◆ GIVEN DATA

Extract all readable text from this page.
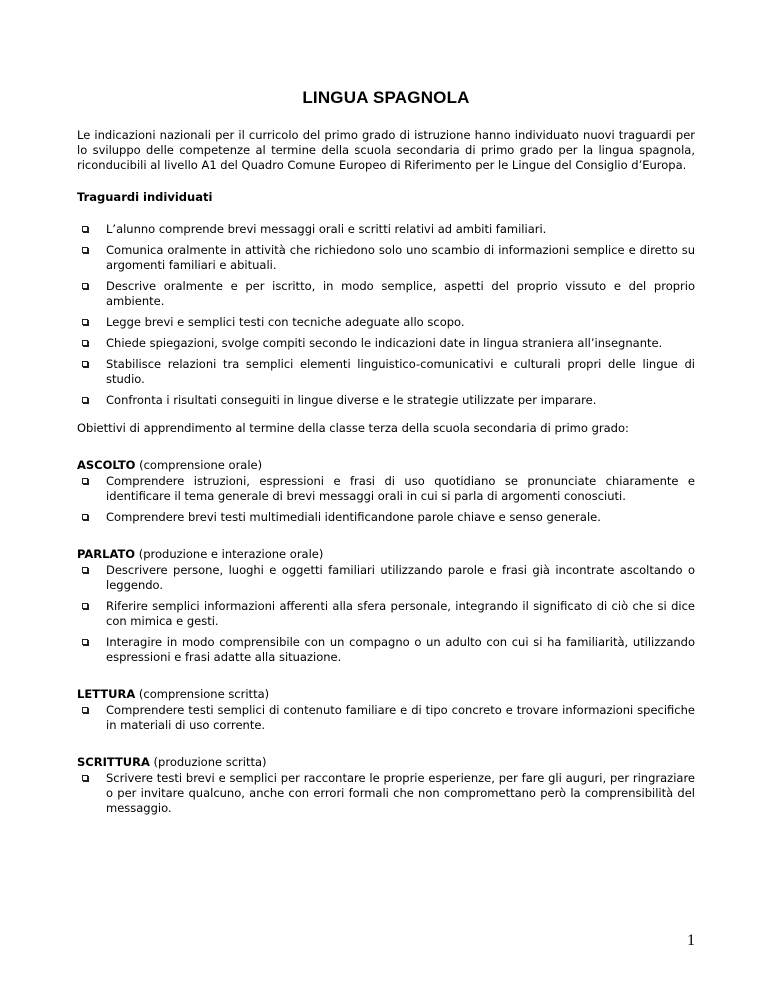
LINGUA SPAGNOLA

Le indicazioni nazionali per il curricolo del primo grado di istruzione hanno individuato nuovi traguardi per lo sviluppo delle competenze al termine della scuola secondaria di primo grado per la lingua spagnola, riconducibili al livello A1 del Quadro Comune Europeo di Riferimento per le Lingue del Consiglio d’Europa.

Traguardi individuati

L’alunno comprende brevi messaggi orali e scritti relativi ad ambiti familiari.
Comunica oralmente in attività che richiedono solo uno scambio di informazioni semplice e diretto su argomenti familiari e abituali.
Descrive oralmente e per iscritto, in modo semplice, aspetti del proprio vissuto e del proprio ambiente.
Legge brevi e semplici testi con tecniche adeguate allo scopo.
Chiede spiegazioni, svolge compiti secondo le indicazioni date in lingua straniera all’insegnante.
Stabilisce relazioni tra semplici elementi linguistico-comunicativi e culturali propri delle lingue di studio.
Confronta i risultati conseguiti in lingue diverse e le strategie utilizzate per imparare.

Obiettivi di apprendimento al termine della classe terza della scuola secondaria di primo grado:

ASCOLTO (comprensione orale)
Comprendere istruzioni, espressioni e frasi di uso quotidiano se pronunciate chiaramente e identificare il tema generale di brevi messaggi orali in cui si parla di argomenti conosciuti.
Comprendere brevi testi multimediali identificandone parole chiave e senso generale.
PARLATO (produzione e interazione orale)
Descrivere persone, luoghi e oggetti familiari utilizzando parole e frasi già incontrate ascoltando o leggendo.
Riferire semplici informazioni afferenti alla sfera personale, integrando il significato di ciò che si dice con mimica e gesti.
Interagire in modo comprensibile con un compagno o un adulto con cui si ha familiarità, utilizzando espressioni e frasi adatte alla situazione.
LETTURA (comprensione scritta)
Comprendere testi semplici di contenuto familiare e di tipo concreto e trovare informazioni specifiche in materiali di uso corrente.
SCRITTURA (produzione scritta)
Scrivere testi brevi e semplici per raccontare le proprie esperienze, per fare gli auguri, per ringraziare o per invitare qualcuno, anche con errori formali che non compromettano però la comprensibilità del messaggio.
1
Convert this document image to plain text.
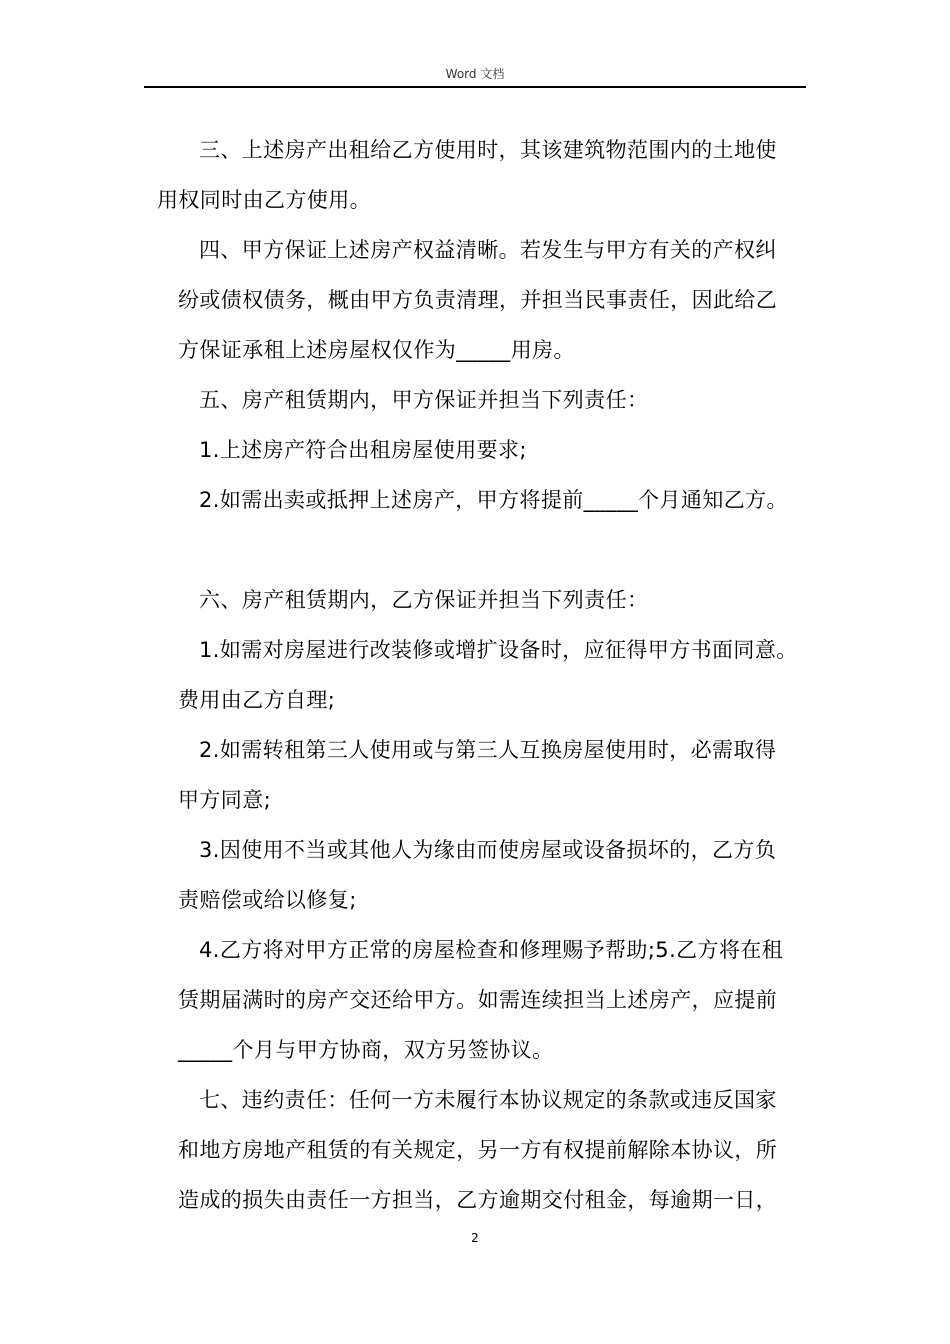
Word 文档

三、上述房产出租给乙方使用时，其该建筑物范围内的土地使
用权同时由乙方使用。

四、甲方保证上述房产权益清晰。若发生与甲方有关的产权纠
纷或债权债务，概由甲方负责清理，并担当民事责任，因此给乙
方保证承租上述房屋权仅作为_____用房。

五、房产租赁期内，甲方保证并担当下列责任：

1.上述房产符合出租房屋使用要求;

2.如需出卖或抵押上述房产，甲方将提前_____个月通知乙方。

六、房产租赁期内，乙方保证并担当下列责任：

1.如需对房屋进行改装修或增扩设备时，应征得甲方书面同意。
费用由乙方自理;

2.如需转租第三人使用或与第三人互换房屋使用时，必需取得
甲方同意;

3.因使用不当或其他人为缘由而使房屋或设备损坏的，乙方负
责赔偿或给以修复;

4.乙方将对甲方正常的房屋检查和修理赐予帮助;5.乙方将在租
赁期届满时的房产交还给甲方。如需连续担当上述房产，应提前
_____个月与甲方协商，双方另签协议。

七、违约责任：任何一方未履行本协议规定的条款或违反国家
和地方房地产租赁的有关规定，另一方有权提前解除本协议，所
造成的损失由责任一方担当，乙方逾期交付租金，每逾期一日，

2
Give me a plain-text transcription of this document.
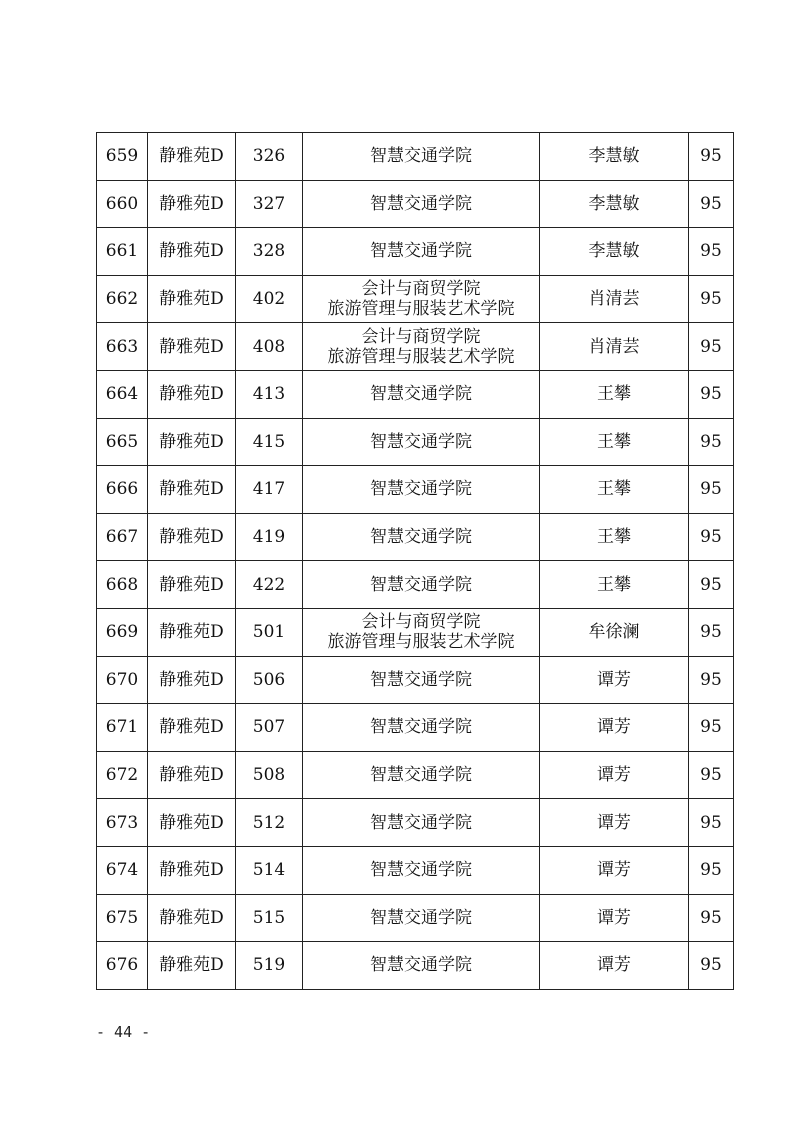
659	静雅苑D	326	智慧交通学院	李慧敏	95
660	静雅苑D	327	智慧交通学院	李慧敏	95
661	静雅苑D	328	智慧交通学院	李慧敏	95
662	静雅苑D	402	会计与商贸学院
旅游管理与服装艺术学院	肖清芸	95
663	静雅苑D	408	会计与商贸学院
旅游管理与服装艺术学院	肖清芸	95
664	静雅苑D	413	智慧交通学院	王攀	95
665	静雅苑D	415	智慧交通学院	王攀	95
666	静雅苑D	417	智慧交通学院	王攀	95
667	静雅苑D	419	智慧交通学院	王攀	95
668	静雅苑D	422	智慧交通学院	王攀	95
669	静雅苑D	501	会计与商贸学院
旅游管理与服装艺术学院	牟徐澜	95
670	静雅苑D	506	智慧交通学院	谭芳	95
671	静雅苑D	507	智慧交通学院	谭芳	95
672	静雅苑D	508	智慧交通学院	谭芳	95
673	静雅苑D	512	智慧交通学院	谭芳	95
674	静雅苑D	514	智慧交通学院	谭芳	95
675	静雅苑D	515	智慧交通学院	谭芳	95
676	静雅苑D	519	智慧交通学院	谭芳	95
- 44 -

◆ PROBLEM TO SOLVE
Write out every line of the entries that holds the word "会计与商贸学院".

◆ REPLY
662	静雅苑D	402	会计与商贸学院
663	静雅苑D	408	会计与商贸学院
669	静雅苑D	501	会计与商贸学院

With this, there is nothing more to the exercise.